- _Goal_
Read the lines below and count those that have the word "INTRADAY". Respond with the number only.

[Records from a collection of figures]
+ + + + + + +
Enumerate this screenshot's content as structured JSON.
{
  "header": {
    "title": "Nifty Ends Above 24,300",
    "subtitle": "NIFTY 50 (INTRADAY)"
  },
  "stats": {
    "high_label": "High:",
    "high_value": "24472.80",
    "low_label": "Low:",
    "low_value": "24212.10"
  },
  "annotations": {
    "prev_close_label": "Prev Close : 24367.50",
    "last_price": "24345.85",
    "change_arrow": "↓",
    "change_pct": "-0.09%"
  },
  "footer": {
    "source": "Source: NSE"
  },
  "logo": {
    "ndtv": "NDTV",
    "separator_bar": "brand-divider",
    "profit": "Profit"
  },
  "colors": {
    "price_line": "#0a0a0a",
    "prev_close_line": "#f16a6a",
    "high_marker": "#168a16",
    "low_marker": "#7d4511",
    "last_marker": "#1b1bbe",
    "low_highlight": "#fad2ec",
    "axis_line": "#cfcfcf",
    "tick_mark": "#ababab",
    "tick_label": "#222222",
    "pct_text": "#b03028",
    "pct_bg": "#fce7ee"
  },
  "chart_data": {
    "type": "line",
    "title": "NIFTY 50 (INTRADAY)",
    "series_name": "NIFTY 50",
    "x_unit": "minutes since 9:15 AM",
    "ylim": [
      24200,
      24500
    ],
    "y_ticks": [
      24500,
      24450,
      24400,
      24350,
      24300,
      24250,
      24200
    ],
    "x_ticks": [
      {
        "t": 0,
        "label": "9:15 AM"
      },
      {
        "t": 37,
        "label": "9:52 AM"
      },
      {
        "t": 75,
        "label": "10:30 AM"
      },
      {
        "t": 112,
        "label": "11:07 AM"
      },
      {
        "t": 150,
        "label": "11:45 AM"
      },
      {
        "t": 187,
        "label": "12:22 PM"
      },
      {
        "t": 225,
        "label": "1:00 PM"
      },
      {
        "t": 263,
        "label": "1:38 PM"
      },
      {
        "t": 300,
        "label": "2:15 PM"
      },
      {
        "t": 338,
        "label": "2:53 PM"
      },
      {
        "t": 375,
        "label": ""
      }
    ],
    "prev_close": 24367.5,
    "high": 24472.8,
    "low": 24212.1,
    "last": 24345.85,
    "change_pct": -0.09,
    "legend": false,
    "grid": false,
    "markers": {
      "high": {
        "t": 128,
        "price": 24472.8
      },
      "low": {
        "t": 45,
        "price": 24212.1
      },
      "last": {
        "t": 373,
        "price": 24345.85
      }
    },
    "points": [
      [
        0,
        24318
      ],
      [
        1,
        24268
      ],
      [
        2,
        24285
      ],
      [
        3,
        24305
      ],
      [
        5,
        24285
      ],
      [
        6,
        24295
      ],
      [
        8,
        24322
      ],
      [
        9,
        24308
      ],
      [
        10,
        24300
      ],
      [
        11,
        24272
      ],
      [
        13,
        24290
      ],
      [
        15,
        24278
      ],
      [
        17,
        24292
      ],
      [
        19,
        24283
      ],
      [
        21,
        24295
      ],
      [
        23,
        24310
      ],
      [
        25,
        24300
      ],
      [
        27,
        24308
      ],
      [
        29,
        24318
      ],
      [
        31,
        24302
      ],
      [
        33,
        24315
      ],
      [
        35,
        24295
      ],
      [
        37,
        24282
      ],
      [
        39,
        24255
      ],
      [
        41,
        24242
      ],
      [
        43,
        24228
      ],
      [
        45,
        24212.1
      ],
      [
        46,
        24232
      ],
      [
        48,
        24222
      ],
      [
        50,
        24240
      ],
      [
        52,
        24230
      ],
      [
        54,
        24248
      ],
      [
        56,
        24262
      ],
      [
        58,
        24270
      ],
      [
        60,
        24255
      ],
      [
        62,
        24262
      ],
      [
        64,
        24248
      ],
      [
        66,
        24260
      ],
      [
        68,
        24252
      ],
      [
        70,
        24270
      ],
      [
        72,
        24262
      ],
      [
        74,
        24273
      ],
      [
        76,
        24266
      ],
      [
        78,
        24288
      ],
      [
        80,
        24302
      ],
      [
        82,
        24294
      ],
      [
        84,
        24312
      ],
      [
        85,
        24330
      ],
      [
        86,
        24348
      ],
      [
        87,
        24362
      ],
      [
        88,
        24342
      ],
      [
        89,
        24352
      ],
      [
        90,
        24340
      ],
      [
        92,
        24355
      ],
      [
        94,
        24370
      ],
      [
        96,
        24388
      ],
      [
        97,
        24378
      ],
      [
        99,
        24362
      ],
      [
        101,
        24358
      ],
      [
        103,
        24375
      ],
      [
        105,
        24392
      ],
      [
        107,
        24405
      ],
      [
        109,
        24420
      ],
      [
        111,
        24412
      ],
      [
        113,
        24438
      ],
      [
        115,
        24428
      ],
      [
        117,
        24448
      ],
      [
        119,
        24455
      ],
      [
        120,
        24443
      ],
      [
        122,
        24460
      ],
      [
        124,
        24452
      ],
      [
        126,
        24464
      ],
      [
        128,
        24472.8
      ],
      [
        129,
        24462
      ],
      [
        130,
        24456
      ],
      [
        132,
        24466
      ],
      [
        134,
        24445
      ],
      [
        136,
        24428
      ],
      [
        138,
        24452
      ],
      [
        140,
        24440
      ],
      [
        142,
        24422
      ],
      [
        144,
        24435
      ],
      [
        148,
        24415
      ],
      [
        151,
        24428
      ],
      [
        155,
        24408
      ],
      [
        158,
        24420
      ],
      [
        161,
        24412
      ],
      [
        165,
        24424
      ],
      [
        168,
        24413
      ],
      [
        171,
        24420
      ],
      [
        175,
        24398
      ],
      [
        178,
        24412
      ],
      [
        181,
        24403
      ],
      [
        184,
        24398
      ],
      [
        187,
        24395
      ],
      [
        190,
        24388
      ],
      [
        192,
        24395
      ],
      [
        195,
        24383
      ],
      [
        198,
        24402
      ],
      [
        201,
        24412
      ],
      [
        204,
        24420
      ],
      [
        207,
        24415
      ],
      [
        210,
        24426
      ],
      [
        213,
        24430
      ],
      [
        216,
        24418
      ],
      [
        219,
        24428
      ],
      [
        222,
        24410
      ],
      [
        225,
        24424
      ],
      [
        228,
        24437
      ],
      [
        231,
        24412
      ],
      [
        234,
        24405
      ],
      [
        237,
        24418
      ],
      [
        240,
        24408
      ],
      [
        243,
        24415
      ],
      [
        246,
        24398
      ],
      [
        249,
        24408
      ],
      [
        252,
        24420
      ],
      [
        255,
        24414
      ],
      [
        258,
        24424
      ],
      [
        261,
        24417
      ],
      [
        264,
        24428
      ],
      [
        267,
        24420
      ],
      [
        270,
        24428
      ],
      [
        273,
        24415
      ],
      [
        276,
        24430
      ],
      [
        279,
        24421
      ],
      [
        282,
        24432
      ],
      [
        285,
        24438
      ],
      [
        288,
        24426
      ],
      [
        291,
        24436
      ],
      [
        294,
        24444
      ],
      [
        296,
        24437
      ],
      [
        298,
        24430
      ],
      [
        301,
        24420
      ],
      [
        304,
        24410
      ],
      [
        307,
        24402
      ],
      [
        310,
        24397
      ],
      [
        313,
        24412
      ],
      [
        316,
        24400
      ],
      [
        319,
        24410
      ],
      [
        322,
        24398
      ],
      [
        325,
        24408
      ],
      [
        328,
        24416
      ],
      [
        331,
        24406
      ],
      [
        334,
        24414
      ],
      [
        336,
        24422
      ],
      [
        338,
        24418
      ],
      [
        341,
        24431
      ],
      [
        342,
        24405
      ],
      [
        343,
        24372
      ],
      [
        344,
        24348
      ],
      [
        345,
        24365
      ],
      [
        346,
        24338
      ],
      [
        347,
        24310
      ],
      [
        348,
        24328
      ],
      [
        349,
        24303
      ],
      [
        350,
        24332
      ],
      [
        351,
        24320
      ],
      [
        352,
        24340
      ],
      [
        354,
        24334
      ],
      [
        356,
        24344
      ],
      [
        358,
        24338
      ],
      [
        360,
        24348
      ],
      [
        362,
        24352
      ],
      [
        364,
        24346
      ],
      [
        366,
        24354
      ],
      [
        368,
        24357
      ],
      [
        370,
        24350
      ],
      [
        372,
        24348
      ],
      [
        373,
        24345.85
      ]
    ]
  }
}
+ + + + + + +
- _Output_
2